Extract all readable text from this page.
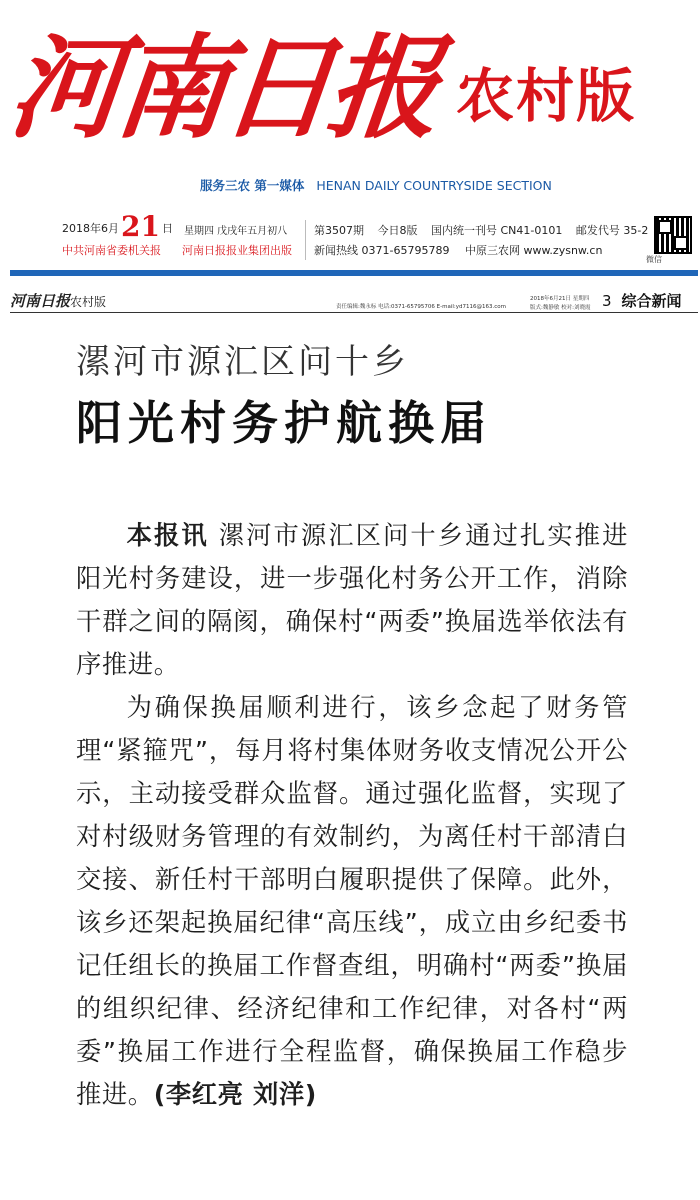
河南日报 农村版
服务三农 第一媒体 HENAN DAILY COUNTRYSIDE SECTION
2018年6月21 日 星期四 戊戌年五月初八
中共河南省委机关报 河南日报报业集团出版
第3507期 今日8版 国内统一刊号 CN41-0101 邮发代号 35-2
新闻热线 0371-65795789 中原三农网 www.zysnw.cn
微信
河南日报农村版	责任编辑:魏永标 电话:0371-65795706 E-mail:yd7116@163.com
2018年6月21日 星期四
版式:魏静敏 校对:刘晓霞 3 综合新闻
漯河市源汇区问十乡
阳光村务护航换届

本报讯 漯河市源汇区问十乡通过扎实推进阳光村务建设，进一步强化村务公开工作，消除干群之间的隔阂，确保村“两委”换届选举依法有序推进。

为确保换届顺利进行，该乡念起了财务管理“紧箍咒”，每月将村集体财务收支情况公开公示，主动接受群众监督。通过强化监督，实现了对村级财务管理的有效制约，为离任村干部清白交接、新任村干部明白履职提供了保障。此外，该乡还架起换届纪律“高压线”，成立由乡纪委书记任组长的换届工作督查组，明确村“两委”换届的组织纪律、经济纪律和工作纪律，对各村“两委”换届工作进行全程监督，确保换届工作稳步推进。(李红亮 刘洋)
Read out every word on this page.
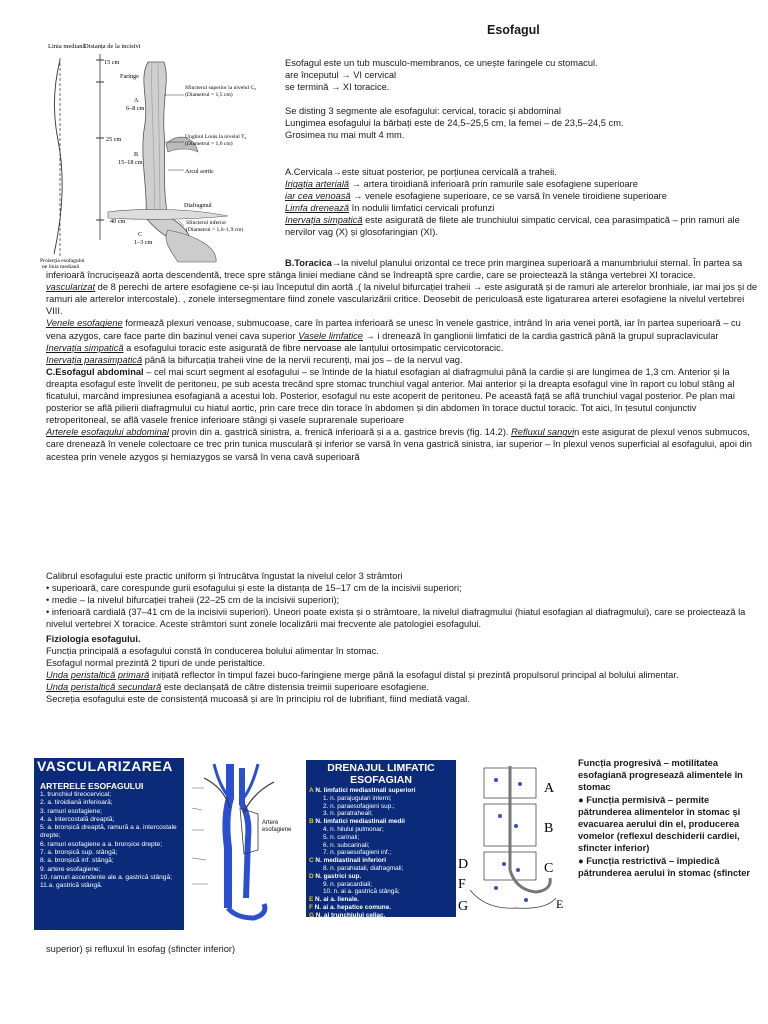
Esofagul
Linia mediană
Distanța de la incisivi
Faringe
15 cm
A
6–8 cm
Sfincterul superior la nivelul C₆ (Diametrul = 1,5 cm)
25 cm	Unghiul Louis la nivelul T₄ (Diametrul = 1,6 cm)
Arcul aortic
B
15–18 cm
Diafragmul
40 cm
C
1–3 cm
Sfincterul inferior (Diametrul = 1,6–1,9 cm)
Proiecția esofagului pe linia mediană

Esofagul este un tub musculo-membranos, ce unește faringele cu stomacul.

are începutul → VI cervical

se termină → XI toracice.

Se disting 3 segmente ale esofagului: cervical, toracic și abdominal

Lungimea esofagului la bărbați este de 24,5–25,5 cm, la femei – de 23,5–24,5 cm.

Grosimea nu mai mult 4 mm.

A.Cervicala→este situat posterior, pe porțiunea cervicală a traheii.

Irigația arterială → artera tiroidiană inferioară prin ramurile sale esofagiene superioare

iar cea venoasă → venele esofagiene superioare, ce se varsă în venele tiroidiene superioare

Limfa drenează în nodulii limfatici cervicali profunzi

Inervația simpatică este asigurată de filete ale trunchiului simpatic cervical, cea parasimpatică – prin ramuri ale nervilor vag (X) și glosofaringian (XI).

B.Toracica→la nivelul planului orizontal ce trece prin marginea superioară a manumbriului sternal. În partea sa inferioară încrucișează aorta descendentă, trece spre stânga liniei mediane când se îndreaptă spre cardie, care se proiectează la stânga vertebrei XI toracice.

vascularizat de 8 perechi de artere esofagiene ce-și iau începutul din aortă .( la nivelul bifurcației traheii → este asigurată și de ramuri ale arterelor bronhiale, iar mai jos și de ramuri ale arterelor intercostale). , zonele intersegmentare fiind zonele vascularizării critice. Deosebit de periculoasă este ligaturarea arterei esofagiene la nivelul vertebrei VIII.

Venele esofagiene formează plexuri venoase, submucoase, care în partea inferioară se unesc în venele gastrice, intrând în aria venei portă, iar în partea superioară – cu vena azygos, care face parte din bazinul venei cava superior Vasele limfatice → i drenează în ganglionii limfatici de la cardia gastrică până la grupul supraclavicular

Inervația simpatică a esofagului toracic este asigurată de fibre nervoase ale lanțului ortosimpatic cervicotoracic.

Inervația parasimpatică până la bifurcația traheii vine de la nervii recurenți, mai jos – de la nervul vag.

C.Esofagul abdominal – cel mai scurt segment al esofagului – se întinde de la hiatul esofagian al diafragmului până la cardie și are lungimea de 1,3 cm. Anterior și la dreapta esofagul este învelit de peritoneu, pe sub acesta trecând spre stomac trunchiul vagal anterior. Mai anterior și la dreapta esofagul vine în raport cu lobul stâng al ficatului, marcând impresiunea esofagiană a acestui lob. Posterior, esofagul nu este acoperit de peritoneu. Pe această față se află trunchiul vagal posterior. Pe plan mai posterior se află pilierii diafragmului cu hiatul aortic, prin care trece din torace în abdomen și din abdomen în torace ductul toracic. Tot aici, în țesutul conjunctiv retroperitoneal, se află vasele frenice inferioare stângi și vasele suprarenale superioare

Arterele esofagului abdominal provin din a. gastrică sinistra, a. frenică inferioară și a a. gastrice brevis (fig. 14.2). Refluxul sangvin este asigurat de plexul venos submucos, care drenează în venele colectoare ce trec prin tunica musculară și inferior se varsă în vena gastrică sinistra, iar superior – în plexul venos superficial al esofagului, apoi din acestea prin venele azygos și hemiazygos se varsă în vena cavă superioară

Calibrul esofagului este practic uniform și întrucâtva îngustat la nivelul celor 3 strâmtori

• superioară, care corespunde gurii esofagului și este la distanța de 15–17 cm de la incisivii superiori;

• medie – la nivelul bifurcației traheii (22–25 cm de la incisivii superiori);

• inferioară cardială (37–41 cm de la incisivii superiori). Uneori poate exista și o strâmtoare, la nivelul diafragmului (hiatul esofagian al diafragmului), care se proiectează la nivelul vertebrei X toracice. Aceste strâmtori sunt zonele localizării mai frecvente ale patologiei esofagului.

Fiziologia esofagului.

Funcția principală a esofagului constă în conducerea bolului alimentar în stomac.

Esofagul normal prezintă 2 tipuri de unde peristaltice.

Unda peristaltică primară inițiată reflector în timpul fazei buco-faringiene merge până la esofagul distal și prezintă propulsorul principal al bolului alimentar.

Unda peristaltică secundară este declanșată de către distensia treimii superioare esofagiene.

Secreția esofagului este de consistență mucoasă și are în principiu rol de lubrifiant, fiind mediată vagal.

VASCULARIZAREA
ARTERELE ESOFAGULUI
1. trunchiul tireocervical;
2. a. tiroidiană inferioară;
3. ramuri esofagiene;
4. a. intercostală dreaptă;
5. a. bronșică dreaptă, ramură a a. intercostale drepte;
6. ramuri esofagiene a a. bronșice drepte;
7. a. bronșică sup. stângă;
8. a. bronșică inf. stângă;
9. artere esofagiene;
10. ramuri ascendente ale a. gastrică stângă;
11.a. gastrică stângă.
Artere
esofagiene
DRENAJUL LIMFATIC ESOFAGIAN
A N. limfatici mediastinali superiori
1. n. parajugulari interni;
2. n. paraesofagieni sup.;
3. n. paratraheali;
B N. limfatici mediastinali medii
4. n. hilului pulmonar;
5. n. carinali;
6. n. subcarinali;
7. n. paraesofagieni inf.;
C N. mediastinali inferiori
8. n. parahiatali, diafragmali;
D N. gastrici sup.
9. n. paracardiali;
10. n. ai a. gastrică stângă;
E N. ai a. lienale.
F N. ai a. hepatice comune.
G N. ai trunchiului celiac.
A
B
C
D
E
F
G

Funcția progresivă – motilitatea esofagiană progresează alimentele în stomac

● Funcția permisivă – permite pătrunderea alimentelor în stomac și evacuarea aerului din el, producerea vomelor (reflexul deschiderii cardiei, sfincter inferior)

● Funcția restrictivă – împiedică pătrunderea aerului în stomac (sfincter

superior) și refluxul în esofag (sfincter inferior)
★ ★ ★ ★ ★
TASK PROMPT:
Can you repeat every record above exactly, apart from the pictures?

RIGHT ANSWER:
Extract all readable text from this page.
河南日报 农村版
服务三农 第一媒体 HENAN DAILY COUNTRYSIDE SECTION
2018年6月21 日 星期四 戊戌年五月初八
中共河南省委机关报 河南日报报业集团出版
第3507期 今日8版 国内统一刊号 CN41-0101 邮发代号 35-2
新闻热线 0371-65795789 中原三农网 www.zysnw.cn
微信
河南日报农村版	责任编辑:魏永标 电话:0371-65795706 E-mail:yd7116@163.com
2018年6月21日 星期四
版式:魏静敏 校对:刘晓霞 3 综合新闻
漯河市源汇区问十乡
阳光村务护航换届

本报讯 漯河市源汇区问十乡通过扎实推进阳光村务建设，进一步强化村务公开工作，消除干群之间的隔阂，确保村“两委”换届选举依法有序推进。

为确保换届顺利进行，该乡念起了财务管理“紧箍咒”，每月将村集体财务收支情况公开公示，主动接受群众监督。通过强化监督，实现了对村级财务管理的有效制约，为离任村干部清白交接、新任村干部明白履职提供了保障。此外，该乡还架起换届纪律“高压线”，成立由乡纪委书记任组长的换届工作督查组，明确村“两委”换届的组织纪律、经济纪律和工作纪律，对各村“两委”换届工作进行全程监督，确保换届工作稳步推进。(李红亮 刘洋)
Read out every word on this page.
Esofagul
Linia mediană
Distanța de la incisivi
Faringe
15 cm
A
6–8 cm
Sfincterul superior la nivelul C₆ (Diametrul = 1,5 cm)
25 cm	Unghiul Louis la nivelul T₄ (Diametrul = 1,6 cm)
Arcul aortic
B
15–18 cm
Diafragmul
40 cm
C
1–3 cm
Sfincterul inferior (Diametrul = 1,6–1,9 cm)
Proiecția esofagului pe linia mediană

Esofagul este un tub musculo-membranos, ce unește faringele cu stomacul.

are începutul → VI cervical

se termină → XI toracice.

Se disting 3 segmente ale esofagului: cervical, toracic și abdominal

Lungimea esofagului la bărbați este de 24,5–25,5 cm, la femei – de 23,5–24,5 cm.

Grosimea nu mai mult 4 mm.

A.Cervicala→este situat posterior, pe porțiunea cervicală a traheii.

Irigația arterială → artera tiroidiană inferioară prin ramurile sale esofagiene superioare

iar cea venoasă → venele esofagiene superioare, ce se varsă în venele tiroidiene superioare

Limfa drenează în nodulii limfatici cervicali profunzi

Inervația simpatică este asigurată de filete ale trunchiului simpatic cervical, cea parasimpatică – prin ramuri ale nervilor vag (X) și glosofaringian (XI).

B.Toracica→la nivelul planului orizontal ce trece prin marginea superioară a manumbriului sternal. În partea sa inferioară încrucișează aorta descendentă, trece spre stânga liniei mediane când se îndreaptă spre cardie, care se proiectează la stânga vertebrei XI toracice.

vascularizat de 8 perechi de artere esofagiene ce-și iau începutul din aortă .( la nivelul bifurcației traheii → este asigurată și de ramuri ale arterelor bronhiale, iar mai jos și de ramuri ale arterelor intercostale). , zonele intersegmentare fiind zonele vascularizării critice. Deosebit de periculoasă este ligaturarea arterei esofagiene la nivelul vertebrei VIII.

Venele esofagiene formează plexuri venoase, submucoase, care în partea inferioară se unesc în venele gastrice, intrând în aria venei portă, iar în partea superioară – cu vena azygos, care face parte din bazinul venei cava superior Vasele limfatice → i drenează în ganglionii limfatici de la cardia gastrică până la grupul supraclavicular

Inervația simpatică a esofagului toracic este asigurată de fibre nervoase ale lanțului ortosimpatic cervicotoracic.

Inervația parasimpatică până la bifurcația traheii vine de la nervii recurenți, mai jos – de la nervul vag.

C.Esofagul abdominal – cel mai scurt segment al esofagului – se întinde de la hiatul esofagian al diafragmului până la cardie și are lungimea de 1,3 cm. Anterior și la dreapta esofagul este învelit de peritoneu, pe sub acesta trecând spre stomac trunchiul vagal anterior. Mai anterior și la dreapta esofagul vine în raport cu lobul stâng al ficatului, marcând impresiunea esofagiană a acestui lob. Posterior, esofagul nu este acoperit de peritoneu. Pe această față se află trunchiul vagal posterior. Pe plan mai posterior se află pilierii diafragmului cu hiatul aortic, prin care trece din torace în abdomen și din abdomen în torace ductul toracic. Tot aici, în țesutul conjunctiv retroperitoneal, se află vasele frenice inferioare stângi și vasele suprarenale superioare

Arterele esofagului abdominal provin din a. gastrică sinistra, a. frenică inferioară și a a. gastrice brevis (fig. 14.2). Refluxul sangvin este asigurat de plexul venos submucos, care drenează în venele colectoare ce trec prin tunica musculară și inferior se varsă în vena gastrică sinistra, iar superior – în plexul venos superficial al esofagului, apoi din acestea prin venele azygos și hemiazygos se varsă în vena cavă superioară

Calibrul esofagului este practic uniform și întrucâtva îngustat la nivelul celor 3 strâmtori

• superioară, care corespunde gurii esofagului și este la distanța de 15–17 cm de la incisivii superiori;

• medie – la nivelul bifurcației traheii (22–25 cm de la incisivii superiori);

• inferioară cardială (37–41 cm de la incisivii superiori). Uneori poate exista și o strâmtoare, la nivelul diafragmului (hiatul esofagian al diafragmului), care se proiectează la nivelul vertebrei X toracice. Aceste strâmtori sunt zonele localizării mai frecvente ale patologiei esofagului.

Fiziologia esofagului.

Funcția principală a esofagului constă în conducerea bolului alimentar în stomac.

Esofagul normal prezintă 2 tipuri de unde peristaltice.

Unda peristaltică primară inițiată reflector în timpul fazei buco-faringiene merge până la esofagul distal și prezintă propulsorul principal al bolului alimentar.

Unda peristaltică secundară este declanșată de către distensia treimii superioare esofagiene.

Secreția esofagului este de consistență mucoasă și are în principiu rol de lubrifiant, fiind mediată vagal.

VASCULARIZAREA
ARTERELE ESOFAGULUI
1. trunchiul tireocervical;
2. a. tiroidiană inferioară;
3. ramuri esofagiene;
4. a. intercostală dreaptă;
5. a. bronșică dreaptă, ramură a a. intercostale drepte;
6. ramuri esofagiene a a. bronșice drepte;
7. a. bronșică sup. stângă;
8. a. bronșică inf. stângă;
9. artere esofagiene;
10. ramuri ascendente ale a. gastrică stângă;
11.a. gastrică stângă.
Artere
esofagiene
DRENAJUL LIMFATIC ESOFAGIAN
A N. limfatici mediastinali superiori
1. n. parajugulari interni;
2. n. paraesofagieni sup.;
3. n. paratraheali;
B N. limfatici mediastinali medii
4. n. hilului pulmonar;
5. n. carinali;
6. n. subcarinali;
7. n. paraesofagieni inf.;
C N. mediastinali inferiori
8. n. parahiatali, diafragmali;
D N. gastrici sup.
9. n. paracardiali;
10. n. ai a. gastrică stângă;
E N. ai a. lienale.
F N. ai a. hepatice comune.
G N. ai trunchiului celiac.
A
B
C
D
E
F
G

Funcția progresivă – motilitatea esofagiană progresează alimentele în stomac

● Funcția permisivă – permite pătrunderea alimentelor în stomac și evacuarea aerului din el, producerea vomelor (reflexul deschiderii cardiei, sfincter inferior)

● Funcția restrictivă – împiedică pătrunderea aerului în stomac (sfincter

superior) și refluxul în esofag (sfincter inferior)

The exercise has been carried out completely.